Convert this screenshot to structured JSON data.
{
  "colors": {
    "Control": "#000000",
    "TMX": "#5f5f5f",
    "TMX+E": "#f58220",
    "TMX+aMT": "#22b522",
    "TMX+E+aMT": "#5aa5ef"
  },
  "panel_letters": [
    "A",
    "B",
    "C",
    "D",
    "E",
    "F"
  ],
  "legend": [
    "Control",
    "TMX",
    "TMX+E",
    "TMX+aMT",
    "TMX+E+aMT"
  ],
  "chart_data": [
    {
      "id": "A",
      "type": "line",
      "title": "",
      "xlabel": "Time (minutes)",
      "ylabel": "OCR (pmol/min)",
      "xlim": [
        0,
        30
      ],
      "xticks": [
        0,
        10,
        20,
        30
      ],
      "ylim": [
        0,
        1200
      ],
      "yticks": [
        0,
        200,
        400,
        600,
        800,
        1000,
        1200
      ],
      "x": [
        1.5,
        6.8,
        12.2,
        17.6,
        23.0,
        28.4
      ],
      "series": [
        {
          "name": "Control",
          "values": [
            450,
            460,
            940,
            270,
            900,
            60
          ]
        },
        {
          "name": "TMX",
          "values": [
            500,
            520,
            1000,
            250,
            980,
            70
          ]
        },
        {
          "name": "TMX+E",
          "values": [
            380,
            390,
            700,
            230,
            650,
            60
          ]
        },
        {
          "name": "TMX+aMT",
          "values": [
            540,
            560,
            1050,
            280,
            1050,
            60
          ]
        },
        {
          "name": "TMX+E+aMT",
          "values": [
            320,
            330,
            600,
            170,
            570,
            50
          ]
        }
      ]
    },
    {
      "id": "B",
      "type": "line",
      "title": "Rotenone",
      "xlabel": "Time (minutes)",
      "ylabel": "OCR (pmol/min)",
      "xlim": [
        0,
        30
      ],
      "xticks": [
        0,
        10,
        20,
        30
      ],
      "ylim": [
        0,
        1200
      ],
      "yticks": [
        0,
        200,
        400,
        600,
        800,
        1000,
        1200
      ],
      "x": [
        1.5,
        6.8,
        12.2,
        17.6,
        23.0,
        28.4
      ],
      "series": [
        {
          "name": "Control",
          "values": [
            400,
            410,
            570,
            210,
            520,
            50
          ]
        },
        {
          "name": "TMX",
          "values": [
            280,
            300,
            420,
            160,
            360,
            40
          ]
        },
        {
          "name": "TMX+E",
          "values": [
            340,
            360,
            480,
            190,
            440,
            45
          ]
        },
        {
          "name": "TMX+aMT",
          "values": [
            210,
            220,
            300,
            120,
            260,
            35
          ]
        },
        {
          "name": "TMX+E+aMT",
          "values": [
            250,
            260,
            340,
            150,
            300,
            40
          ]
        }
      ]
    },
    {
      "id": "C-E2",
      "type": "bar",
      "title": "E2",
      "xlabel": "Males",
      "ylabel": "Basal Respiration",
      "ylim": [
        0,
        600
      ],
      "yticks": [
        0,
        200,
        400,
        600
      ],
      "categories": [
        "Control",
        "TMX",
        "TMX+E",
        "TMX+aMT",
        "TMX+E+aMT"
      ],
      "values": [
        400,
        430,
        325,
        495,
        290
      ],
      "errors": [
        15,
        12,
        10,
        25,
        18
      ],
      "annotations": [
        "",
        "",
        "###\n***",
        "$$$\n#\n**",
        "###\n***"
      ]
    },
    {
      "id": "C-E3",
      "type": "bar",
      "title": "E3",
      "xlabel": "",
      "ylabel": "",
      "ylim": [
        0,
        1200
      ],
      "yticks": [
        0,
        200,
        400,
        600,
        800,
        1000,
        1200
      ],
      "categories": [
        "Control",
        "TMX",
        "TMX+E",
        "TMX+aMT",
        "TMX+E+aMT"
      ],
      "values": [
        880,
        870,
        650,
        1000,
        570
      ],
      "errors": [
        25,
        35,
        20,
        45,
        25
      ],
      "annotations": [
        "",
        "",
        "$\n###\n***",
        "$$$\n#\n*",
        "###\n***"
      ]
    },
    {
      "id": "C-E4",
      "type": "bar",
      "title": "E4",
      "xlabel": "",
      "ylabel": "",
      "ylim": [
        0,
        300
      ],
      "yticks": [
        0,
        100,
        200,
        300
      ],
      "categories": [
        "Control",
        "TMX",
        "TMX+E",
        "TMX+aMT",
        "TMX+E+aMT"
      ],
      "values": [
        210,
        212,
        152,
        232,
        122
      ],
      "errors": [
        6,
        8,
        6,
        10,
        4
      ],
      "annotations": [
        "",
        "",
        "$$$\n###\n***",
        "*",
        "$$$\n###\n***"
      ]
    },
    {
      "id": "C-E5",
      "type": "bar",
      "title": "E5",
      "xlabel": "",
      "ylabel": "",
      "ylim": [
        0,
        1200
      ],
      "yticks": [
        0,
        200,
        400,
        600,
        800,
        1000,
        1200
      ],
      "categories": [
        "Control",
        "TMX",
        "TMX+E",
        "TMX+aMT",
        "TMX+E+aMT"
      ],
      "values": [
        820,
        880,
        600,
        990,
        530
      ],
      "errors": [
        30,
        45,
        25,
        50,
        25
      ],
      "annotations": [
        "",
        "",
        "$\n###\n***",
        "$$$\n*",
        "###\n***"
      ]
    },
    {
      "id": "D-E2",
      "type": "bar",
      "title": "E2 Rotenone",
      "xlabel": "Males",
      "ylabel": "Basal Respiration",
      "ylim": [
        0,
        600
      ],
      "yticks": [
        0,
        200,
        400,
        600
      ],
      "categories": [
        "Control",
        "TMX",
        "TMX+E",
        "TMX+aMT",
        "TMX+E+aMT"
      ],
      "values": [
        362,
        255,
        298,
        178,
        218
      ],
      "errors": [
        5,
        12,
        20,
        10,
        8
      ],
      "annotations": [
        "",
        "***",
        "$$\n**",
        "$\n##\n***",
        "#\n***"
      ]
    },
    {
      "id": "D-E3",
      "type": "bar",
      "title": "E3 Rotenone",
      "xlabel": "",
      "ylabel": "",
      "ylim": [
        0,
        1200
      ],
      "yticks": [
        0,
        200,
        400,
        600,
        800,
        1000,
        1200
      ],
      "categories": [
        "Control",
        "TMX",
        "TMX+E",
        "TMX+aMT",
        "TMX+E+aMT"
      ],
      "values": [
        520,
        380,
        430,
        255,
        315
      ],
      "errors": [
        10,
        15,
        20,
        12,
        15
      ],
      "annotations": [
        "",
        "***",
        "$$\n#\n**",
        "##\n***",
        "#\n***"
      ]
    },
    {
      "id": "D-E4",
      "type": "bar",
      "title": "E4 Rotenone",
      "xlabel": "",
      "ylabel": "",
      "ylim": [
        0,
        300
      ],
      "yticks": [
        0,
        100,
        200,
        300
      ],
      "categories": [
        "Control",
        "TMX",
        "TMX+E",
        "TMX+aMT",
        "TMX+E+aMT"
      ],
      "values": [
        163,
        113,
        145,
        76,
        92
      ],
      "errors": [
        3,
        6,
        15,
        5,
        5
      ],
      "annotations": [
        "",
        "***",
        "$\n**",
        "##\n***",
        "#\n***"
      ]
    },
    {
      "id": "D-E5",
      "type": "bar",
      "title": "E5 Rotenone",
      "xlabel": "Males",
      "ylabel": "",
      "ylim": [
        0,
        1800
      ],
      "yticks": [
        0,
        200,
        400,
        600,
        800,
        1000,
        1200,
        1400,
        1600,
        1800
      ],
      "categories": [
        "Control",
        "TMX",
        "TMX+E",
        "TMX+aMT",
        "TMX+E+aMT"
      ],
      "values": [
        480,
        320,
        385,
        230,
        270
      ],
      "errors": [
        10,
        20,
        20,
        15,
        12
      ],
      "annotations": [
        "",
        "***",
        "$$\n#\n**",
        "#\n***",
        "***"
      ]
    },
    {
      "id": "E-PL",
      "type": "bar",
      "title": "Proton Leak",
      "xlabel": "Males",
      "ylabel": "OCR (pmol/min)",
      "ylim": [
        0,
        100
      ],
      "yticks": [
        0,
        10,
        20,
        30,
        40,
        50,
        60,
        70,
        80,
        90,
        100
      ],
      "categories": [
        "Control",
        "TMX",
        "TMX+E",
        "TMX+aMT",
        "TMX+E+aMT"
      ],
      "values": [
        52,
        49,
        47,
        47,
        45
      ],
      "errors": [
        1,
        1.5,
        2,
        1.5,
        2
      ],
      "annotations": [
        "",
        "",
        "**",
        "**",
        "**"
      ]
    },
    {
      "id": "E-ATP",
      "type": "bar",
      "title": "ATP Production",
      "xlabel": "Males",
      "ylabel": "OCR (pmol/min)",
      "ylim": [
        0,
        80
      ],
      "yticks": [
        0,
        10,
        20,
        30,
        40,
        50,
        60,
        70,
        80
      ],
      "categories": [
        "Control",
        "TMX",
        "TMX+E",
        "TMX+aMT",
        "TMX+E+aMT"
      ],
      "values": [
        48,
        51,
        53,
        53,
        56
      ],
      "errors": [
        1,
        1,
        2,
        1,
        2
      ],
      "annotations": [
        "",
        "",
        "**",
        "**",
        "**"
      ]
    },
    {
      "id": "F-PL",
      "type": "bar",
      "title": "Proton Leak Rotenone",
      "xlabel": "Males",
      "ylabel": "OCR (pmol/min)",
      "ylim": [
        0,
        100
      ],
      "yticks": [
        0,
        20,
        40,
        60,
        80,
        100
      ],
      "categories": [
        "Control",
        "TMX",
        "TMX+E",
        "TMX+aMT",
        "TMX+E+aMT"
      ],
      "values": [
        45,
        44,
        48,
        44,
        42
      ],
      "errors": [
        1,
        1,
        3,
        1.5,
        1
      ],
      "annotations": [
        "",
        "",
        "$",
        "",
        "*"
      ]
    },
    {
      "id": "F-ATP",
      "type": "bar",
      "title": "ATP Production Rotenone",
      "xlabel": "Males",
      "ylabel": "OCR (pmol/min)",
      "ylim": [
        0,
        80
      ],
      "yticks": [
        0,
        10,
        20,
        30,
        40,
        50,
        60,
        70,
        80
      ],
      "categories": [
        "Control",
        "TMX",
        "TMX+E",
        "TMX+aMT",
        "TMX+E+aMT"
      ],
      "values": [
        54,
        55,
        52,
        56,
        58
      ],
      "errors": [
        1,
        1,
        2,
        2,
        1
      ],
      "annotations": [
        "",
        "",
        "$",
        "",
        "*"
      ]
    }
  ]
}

* * * * * * * * *

[What you have to do] State the number of lines holding the word "Leak" in the listing. Add nothing else.

[Solution to this problem] 2